- [Exercise instructions] Find every line below that contains the word "text" and copy it out.

- [Data in this exercise]
###
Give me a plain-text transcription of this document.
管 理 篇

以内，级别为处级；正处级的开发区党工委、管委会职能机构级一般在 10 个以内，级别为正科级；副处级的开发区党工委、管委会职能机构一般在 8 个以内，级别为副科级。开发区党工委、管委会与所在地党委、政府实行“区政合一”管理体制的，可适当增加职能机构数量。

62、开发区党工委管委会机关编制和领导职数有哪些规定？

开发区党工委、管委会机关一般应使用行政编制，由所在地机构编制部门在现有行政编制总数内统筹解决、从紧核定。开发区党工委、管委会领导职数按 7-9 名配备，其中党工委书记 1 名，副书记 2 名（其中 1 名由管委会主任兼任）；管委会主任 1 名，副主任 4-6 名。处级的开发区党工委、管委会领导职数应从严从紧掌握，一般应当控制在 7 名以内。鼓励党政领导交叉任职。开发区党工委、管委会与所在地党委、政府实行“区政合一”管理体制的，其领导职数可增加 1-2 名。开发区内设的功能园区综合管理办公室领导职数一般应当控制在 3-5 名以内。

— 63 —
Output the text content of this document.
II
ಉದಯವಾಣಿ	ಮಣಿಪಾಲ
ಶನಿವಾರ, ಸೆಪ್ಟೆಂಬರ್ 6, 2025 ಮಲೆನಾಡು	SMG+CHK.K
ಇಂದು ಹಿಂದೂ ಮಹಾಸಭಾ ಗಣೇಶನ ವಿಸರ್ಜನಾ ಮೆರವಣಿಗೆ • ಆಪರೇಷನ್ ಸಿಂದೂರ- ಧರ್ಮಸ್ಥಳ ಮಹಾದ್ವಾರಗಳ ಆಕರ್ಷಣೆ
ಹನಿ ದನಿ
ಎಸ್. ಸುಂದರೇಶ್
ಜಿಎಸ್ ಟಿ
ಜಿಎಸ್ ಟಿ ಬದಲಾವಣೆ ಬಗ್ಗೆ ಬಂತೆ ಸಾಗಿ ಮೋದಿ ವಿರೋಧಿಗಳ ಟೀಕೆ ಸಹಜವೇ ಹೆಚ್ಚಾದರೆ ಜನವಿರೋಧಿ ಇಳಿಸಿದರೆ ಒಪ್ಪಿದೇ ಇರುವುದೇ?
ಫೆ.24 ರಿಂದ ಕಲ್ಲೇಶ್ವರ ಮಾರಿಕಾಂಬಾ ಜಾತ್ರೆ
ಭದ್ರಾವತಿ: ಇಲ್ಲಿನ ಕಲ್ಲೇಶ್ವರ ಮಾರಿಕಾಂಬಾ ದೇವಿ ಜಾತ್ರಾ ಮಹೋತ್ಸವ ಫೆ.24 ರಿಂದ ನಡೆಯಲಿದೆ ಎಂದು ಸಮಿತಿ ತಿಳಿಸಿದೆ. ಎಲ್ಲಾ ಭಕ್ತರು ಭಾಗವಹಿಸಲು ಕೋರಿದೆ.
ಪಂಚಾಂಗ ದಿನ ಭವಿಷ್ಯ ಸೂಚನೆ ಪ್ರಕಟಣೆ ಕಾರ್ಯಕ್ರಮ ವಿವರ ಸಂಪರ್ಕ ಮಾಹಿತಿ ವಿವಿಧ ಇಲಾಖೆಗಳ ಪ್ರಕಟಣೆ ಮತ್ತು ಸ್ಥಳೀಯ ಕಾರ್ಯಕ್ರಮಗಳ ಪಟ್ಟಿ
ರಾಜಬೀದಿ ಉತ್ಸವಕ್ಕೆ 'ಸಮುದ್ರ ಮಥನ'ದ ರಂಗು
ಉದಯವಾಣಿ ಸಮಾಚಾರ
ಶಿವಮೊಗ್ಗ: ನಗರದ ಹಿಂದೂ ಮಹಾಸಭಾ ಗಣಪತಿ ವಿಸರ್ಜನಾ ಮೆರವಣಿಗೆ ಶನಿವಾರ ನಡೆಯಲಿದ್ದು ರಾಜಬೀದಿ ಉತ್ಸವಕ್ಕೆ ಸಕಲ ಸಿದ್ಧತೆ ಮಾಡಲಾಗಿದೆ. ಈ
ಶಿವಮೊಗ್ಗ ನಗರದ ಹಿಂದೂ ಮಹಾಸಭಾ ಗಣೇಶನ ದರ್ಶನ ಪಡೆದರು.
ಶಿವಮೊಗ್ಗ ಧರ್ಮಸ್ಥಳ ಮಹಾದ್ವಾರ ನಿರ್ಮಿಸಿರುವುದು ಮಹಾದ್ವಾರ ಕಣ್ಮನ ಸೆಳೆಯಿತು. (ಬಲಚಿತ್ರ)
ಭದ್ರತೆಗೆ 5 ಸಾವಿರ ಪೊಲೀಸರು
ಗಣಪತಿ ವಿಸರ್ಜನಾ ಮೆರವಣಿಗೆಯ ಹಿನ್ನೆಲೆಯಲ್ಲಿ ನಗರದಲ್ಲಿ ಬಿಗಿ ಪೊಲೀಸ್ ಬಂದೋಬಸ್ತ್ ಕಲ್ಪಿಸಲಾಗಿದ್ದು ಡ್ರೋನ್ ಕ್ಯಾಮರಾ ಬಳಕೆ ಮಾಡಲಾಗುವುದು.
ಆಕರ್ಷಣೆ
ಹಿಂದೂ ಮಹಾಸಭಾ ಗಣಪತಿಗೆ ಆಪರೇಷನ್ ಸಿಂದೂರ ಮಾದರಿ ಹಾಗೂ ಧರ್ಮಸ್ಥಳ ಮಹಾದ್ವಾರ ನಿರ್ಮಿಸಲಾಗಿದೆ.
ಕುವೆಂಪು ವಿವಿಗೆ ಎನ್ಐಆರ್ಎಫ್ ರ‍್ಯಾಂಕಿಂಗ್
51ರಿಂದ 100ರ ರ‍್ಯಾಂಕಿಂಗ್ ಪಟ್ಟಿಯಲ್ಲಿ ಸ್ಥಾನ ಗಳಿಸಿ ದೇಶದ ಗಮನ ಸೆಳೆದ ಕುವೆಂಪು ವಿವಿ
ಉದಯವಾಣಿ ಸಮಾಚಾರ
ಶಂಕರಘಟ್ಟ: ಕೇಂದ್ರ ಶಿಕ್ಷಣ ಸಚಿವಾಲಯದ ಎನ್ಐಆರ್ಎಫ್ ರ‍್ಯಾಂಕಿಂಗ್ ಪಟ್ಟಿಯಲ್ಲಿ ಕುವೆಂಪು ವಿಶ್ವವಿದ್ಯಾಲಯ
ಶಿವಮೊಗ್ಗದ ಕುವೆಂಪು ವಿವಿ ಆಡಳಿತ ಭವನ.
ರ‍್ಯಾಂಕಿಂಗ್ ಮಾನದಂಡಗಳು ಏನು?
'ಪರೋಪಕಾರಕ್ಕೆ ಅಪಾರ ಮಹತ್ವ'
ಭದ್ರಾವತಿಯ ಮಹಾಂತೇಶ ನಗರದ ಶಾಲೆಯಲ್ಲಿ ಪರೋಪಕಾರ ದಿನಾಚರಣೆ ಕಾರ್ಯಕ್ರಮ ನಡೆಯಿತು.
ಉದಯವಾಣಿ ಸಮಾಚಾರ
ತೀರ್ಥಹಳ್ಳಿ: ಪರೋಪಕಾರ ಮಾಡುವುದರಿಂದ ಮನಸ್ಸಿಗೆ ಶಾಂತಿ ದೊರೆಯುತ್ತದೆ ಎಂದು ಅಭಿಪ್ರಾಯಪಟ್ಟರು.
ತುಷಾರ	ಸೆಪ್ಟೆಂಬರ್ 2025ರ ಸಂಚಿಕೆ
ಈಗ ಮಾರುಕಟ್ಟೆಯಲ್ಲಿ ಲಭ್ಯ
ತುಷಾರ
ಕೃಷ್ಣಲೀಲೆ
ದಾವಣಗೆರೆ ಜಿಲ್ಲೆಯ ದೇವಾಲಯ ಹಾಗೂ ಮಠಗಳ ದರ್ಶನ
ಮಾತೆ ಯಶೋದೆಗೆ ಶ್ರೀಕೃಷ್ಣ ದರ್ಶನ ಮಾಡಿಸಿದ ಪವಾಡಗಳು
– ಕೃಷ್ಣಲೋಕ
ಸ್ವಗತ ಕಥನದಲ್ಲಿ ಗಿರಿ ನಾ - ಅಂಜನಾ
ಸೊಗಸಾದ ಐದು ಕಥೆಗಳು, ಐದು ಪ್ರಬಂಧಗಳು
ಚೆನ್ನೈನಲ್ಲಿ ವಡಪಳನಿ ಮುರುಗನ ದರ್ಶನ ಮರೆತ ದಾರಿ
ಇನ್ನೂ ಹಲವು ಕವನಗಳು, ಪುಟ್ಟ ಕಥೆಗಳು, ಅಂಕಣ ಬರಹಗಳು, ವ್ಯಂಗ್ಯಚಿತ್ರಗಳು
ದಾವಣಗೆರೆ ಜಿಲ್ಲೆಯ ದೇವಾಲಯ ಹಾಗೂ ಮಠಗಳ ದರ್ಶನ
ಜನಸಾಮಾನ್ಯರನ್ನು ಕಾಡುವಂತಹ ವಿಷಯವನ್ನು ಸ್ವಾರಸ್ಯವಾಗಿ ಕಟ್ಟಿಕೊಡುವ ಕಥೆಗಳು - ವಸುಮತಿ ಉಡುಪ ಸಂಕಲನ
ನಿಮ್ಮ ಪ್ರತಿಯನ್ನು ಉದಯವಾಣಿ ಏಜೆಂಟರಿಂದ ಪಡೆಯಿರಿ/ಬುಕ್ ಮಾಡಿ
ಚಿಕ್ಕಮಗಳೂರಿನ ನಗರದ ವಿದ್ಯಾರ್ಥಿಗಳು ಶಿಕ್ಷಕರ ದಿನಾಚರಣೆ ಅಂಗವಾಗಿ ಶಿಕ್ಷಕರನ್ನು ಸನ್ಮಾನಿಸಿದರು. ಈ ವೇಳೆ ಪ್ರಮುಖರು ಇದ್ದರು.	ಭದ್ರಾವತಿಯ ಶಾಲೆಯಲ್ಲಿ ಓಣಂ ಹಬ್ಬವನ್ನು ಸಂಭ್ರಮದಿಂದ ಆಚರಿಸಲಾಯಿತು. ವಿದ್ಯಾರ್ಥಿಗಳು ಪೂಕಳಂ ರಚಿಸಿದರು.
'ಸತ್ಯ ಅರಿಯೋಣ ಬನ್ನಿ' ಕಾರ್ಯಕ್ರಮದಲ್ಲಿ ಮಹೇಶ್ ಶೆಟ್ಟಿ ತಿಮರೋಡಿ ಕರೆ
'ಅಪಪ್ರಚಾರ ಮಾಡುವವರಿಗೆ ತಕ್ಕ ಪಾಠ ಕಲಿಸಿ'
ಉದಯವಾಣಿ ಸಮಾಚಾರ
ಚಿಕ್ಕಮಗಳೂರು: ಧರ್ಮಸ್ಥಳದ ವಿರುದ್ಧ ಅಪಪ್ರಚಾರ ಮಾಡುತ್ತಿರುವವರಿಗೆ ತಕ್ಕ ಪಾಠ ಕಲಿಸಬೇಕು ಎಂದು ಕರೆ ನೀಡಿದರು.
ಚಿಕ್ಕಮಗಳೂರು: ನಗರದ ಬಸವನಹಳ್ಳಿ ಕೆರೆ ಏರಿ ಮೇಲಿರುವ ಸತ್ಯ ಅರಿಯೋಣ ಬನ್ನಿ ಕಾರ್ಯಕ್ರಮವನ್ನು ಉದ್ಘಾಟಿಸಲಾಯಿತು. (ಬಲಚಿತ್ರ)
###
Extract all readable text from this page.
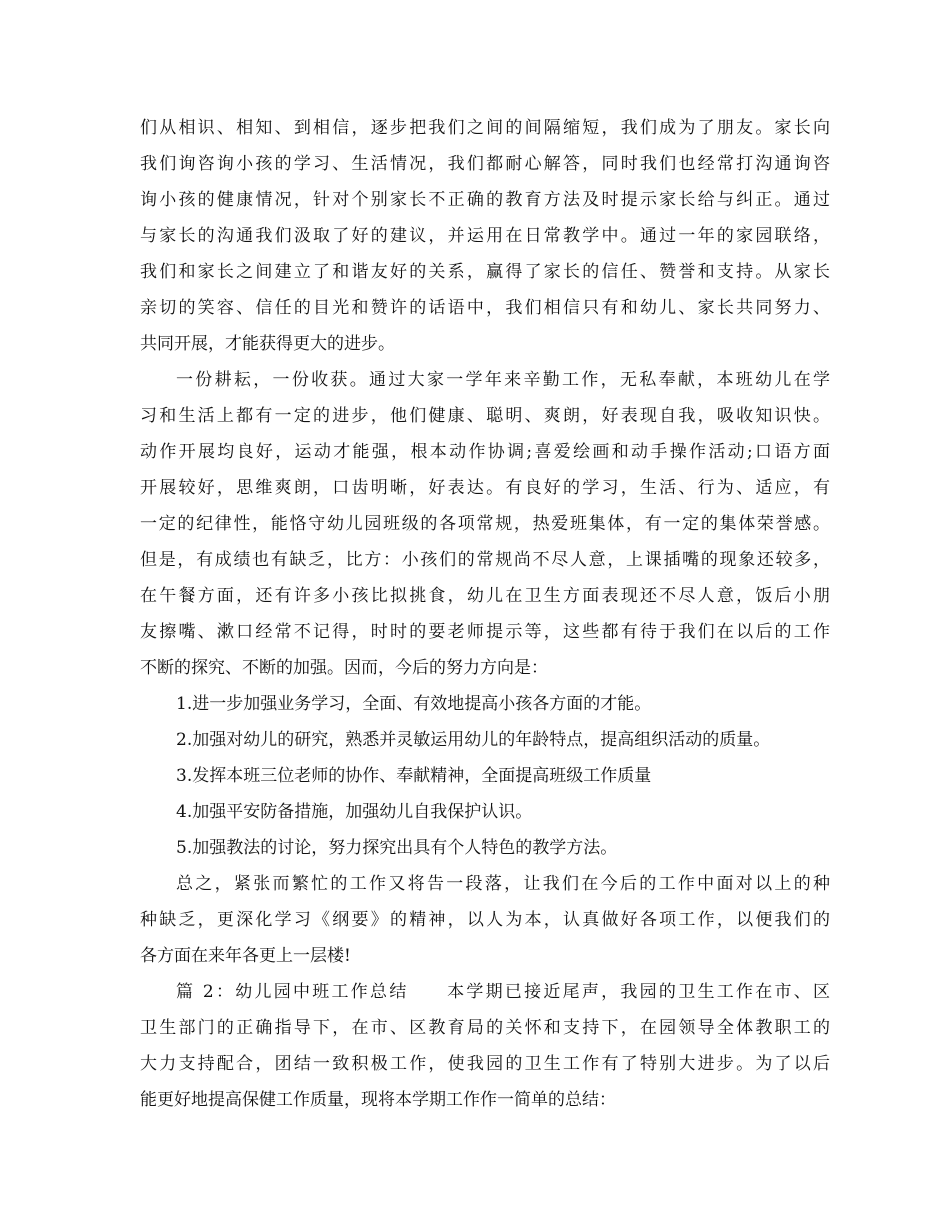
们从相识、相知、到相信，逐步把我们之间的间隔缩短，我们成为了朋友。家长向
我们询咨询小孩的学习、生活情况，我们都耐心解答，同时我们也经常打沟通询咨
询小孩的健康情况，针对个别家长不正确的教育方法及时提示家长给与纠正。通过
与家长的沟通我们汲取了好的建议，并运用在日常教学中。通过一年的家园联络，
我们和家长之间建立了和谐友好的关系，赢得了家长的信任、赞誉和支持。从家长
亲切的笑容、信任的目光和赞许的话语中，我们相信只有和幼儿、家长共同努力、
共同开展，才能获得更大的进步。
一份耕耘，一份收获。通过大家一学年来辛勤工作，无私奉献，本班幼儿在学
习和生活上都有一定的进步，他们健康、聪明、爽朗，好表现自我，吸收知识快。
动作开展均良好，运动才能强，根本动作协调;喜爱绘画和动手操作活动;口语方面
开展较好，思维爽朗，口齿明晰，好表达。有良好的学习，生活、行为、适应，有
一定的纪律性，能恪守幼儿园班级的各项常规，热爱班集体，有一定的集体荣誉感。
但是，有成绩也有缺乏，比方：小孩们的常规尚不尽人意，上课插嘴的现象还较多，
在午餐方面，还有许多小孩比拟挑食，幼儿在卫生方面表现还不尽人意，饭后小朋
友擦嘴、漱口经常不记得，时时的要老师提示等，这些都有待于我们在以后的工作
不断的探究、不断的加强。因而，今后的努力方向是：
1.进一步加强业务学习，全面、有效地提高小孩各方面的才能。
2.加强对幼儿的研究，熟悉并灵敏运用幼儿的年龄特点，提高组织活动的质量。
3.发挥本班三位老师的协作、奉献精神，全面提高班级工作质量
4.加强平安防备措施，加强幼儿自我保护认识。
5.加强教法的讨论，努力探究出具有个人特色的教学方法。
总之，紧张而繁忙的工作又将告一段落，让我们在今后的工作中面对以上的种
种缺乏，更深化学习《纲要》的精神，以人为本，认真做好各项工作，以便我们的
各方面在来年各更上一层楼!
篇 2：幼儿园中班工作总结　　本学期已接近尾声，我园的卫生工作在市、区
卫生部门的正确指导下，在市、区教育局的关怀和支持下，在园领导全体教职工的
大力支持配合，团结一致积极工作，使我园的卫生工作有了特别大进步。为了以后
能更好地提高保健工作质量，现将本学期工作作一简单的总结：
###
- [Written answer]
Give me a plain-text transcription of this document.
Output the text content of this document.
Extract all readable text from this page.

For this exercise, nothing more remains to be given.